→ **Tasks to perform**
**a)** In the NumPy passage below, which data types appear in quotation marks right after "dtype="? List each one once.
**b)** Write out the part of the NumPy passage below between "b_array = np.asarray(list(a))" and "print(np.array(a, dtype='uint8'))", inclusive.

** Opening Passage provided block **

Good reference book (free online) are:
import numpy as np
# vector 1x4
a = np.array([1,2,3,4])
print("a = ", a)
# bidimensional array (matrix) 2x4
b = np.array([
[1,2,3,4],
[5,6,7,8],
])
print("b = \n", b)
a = [1 2 3 4] b = [[1 2 3 4] [5 6 7 8]]
Every array has the following functions and methods available:
a = [1,2,3,4]
a_array = np.array(a)
b_array = np.asarray(list(a))
print(a_array.shape)
print(b_array.shape)
print(a_array.dtype)
print(len(a_array))
(4,) (4,) int64 4
it is also possible to specify the type of numbers that the array should contains. NOTE: in a numpy array all the values have the same type!
https://docs.scipy.org/doc/numpy/user/basics.types.html
different data types can massively change the array size, and this could be a life saver when memory is limited!
(sadly there is no simple way of managing 1-bit arrays for booleans)
a = [1,2,3,4]
print(np.array(a, dtype='uint8'))
print(np.array(a, dtype='float32'))
print(np.array(a, dtype='complex'))
[1 2 3 4] [1. 2. 3. 4.] [1.+0.j 2.+0.j 3.+0.j 4.+0.j]
a = np.array([1, 2, 3, 4], dtype='uint8')
print(a.size, a.itemsize, a.nbytes)
4 1 4
a = np.array([1, 2, 3, 4], dtype='float64')
print(a.size, a.itemsize, a.nbytes)
4 8 32
a = np.array([1, 2, 3, 4], dtype='complex')
print(a.size, a.itemsize, a.nbytes)
4 16 64
a = np.array([1,2,3,4], dtype=np.float64)
print ("a = ", a)
print ("a contains elements of type : ", a.dtype)
a = [1. 2. 3. 4.] a contains elements of type : float64
a = np.array([1,2,3,4], dtype=np.uint32)
print ("a = ", a)

** Closing Passage provided block **
** Opening Source information block **

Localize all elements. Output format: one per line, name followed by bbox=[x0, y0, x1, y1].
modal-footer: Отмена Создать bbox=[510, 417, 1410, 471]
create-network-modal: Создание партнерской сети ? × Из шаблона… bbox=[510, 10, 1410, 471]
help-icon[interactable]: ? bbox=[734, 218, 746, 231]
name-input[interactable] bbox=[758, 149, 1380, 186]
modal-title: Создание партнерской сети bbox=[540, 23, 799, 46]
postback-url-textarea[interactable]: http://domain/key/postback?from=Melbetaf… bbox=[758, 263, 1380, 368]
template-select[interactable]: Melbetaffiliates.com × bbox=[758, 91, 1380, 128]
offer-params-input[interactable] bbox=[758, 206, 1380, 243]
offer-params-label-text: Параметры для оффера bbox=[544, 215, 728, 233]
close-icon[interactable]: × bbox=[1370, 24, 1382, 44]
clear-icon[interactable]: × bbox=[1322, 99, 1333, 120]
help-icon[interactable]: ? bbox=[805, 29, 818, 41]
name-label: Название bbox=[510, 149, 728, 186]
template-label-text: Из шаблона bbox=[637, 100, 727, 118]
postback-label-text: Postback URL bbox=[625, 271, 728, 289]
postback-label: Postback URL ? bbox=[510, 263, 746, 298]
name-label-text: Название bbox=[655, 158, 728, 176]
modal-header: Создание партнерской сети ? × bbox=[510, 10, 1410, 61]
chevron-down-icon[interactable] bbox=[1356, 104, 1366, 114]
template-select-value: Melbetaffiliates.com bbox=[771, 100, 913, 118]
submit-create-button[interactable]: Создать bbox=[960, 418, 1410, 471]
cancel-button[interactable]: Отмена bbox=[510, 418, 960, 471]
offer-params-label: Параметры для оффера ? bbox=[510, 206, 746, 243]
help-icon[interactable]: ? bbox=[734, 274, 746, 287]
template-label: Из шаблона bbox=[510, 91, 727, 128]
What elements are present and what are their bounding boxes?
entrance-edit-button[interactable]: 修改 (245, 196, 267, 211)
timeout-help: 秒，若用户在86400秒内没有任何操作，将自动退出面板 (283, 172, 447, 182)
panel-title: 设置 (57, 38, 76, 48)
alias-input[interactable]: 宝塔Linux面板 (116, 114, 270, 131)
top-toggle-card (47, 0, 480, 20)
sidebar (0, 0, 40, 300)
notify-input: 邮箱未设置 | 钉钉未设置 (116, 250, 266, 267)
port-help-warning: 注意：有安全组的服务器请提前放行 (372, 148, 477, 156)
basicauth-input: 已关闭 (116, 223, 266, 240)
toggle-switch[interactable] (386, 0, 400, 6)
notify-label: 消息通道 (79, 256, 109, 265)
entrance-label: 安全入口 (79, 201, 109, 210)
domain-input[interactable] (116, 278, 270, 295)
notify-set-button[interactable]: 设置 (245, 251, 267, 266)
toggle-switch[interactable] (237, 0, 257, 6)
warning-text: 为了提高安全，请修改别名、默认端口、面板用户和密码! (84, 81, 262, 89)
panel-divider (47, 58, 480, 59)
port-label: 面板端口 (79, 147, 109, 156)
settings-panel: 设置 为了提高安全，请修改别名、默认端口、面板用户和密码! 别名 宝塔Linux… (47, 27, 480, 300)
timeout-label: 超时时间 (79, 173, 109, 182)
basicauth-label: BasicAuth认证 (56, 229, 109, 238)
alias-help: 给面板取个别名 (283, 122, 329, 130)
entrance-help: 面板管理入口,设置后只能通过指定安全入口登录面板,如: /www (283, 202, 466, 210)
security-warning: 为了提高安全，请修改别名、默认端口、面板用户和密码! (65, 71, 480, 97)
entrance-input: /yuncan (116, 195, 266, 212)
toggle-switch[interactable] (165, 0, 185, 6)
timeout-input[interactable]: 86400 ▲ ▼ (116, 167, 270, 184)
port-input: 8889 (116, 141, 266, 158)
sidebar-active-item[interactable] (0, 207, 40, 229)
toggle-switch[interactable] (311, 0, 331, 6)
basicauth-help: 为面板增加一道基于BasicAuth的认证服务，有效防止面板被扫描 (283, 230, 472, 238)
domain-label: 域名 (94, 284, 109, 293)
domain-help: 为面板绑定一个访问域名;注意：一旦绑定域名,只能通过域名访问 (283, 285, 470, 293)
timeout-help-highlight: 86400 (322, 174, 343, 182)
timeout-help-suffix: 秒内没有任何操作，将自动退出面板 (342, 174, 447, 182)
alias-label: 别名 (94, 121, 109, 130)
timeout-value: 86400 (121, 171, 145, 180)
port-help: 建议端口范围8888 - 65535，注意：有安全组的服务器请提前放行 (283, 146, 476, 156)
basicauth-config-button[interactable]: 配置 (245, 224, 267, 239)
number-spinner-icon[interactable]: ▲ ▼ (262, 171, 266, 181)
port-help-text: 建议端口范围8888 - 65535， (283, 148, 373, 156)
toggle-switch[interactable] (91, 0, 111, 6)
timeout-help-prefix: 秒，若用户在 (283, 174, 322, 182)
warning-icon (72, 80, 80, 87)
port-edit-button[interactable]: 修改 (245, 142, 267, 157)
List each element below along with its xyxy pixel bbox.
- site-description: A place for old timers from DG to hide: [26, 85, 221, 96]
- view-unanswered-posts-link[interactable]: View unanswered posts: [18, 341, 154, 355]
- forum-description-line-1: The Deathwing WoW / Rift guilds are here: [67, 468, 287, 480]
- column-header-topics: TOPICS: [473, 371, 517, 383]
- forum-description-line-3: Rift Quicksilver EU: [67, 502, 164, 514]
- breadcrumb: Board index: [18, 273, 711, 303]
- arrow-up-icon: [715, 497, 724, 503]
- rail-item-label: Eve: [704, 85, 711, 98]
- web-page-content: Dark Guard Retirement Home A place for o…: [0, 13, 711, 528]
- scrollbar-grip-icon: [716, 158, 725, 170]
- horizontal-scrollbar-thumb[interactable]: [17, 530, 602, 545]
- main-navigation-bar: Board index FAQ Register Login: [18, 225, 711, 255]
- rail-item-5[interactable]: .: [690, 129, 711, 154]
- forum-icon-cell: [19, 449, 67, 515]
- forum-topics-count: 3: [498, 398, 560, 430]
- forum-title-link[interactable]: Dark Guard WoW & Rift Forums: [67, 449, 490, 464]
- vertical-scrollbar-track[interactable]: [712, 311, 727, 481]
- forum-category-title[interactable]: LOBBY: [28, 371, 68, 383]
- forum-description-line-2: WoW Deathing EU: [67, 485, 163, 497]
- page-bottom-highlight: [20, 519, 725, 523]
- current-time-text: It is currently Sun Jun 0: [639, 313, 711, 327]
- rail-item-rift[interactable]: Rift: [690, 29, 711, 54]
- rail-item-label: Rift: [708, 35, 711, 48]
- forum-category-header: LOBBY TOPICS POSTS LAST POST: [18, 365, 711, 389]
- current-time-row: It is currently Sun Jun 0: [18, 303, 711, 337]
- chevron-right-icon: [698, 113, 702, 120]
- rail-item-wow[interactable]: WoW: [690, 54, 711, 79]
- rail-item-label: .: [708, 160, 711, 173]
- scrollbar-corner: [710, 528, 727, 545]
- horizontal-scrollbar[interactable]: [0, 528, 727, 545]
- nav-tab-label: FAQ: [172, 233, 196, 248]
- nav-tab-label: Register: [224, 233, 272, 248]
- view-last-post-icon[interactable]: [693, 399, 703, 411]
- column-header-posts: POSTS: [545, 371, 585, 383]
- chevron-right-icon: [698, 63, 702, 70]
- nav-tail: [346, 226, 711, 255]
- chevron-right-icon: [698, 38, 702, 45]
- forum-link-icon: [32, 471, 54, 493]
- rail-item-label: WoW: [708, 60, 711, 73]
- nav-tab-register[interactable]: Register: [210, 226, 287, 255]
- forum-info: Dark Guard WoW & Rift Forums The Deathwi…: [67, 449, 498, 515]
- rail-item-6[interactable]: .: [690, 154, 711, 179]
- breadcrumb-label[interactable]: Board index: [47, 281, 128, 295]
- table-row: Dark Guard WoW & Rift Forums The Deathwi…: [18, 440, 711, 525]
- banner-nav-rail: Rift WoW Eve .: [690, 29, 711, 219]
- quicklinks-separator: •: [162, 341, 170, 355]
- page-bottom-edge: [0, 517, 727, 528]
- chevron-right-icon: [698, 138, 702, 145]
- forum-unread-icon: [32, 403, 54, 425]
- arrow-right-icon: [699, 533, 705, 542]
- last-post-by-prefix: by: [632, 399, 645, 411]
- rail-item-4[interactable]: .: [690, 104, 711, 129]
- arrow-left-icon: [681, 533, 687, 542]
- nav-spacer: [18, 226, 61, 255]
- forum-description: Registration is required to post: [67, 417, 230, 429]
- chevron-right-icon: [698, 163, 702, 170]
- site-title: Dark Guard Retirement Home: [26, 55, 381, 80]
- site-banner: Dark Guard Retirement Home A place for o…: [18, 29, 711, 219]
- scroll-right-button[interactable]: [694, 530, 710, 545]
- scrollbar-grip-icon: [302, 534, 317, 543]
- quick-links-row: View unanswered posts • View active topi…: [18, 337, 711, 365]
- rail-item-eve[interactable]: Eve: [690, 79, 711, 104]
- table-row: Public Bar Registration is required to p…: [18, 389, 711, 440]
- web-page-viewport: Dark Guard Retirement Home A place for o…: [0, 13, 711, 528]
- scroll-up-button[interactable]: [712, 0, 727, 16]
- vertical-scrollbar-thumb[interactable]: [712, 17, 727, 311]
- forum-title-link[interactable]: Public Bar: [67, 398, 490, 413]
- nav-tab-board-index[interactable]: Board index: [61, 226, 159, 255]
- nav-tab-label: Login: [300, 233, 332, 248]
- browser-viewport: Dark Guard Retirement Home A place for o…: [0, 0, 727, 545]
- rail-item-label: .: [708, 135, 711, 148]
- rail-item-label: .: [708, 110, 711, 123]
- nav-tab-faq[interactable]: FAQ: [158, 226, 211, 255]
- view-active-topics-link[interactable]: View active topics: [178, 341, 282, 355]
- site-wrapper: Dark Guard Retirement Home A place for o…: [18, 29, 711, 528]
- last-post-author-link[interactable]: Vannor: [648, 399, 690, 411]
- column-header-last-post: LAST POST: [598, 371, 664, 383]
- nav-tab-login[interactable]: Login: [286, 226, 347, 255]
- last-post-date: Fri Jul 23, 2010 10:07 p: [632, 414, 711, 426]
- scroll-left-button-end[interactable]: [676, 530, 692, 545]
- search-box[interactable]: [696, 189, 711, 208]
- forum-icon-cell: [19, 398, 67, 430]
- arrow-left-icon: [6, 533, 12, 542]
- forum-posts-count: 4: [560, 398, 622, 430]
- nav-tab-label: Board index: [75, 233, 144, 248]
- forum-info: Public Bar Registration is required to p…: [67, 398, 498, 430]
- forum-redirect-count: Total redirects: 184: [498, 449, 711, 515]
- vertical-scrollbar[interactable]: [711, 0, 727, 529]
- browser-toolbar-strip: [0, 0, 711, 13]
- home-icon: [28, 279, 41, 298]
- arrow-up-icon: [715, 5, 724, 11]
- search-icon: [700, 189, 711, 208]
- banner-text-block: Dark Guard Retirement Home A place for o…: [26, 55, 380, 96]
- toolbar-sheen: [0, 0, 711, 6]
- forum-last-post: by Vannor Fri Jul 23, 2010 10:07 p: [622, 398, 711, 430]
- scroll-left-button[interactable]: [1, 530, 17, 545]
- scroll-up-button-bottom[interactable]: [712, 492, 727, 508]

** Closing Source information block **

→ **Responses in order**
**a)** uint8, float32, complex, float64

**b)**
b_array = np.asarray(list(a))
print(a_array.shape)
print(b_array.shape)
print(a_array.dtype)
print(len(a_array))
(4,) (4,) int64 4
it is also possible to specify the type of numbers that the array should contains. NOTE: in a numpy array all the values have the same type!
https://docs.scipy.org/doc/numpy/user/basics.types.html
different data types can massively change the array size, and this could be a life saver when memory is limited!
(sadly there is no simple way of managing 1-bit arrays for booleans)
a = [1,2,3,4]
print(np.array(a, dtype='uint8'))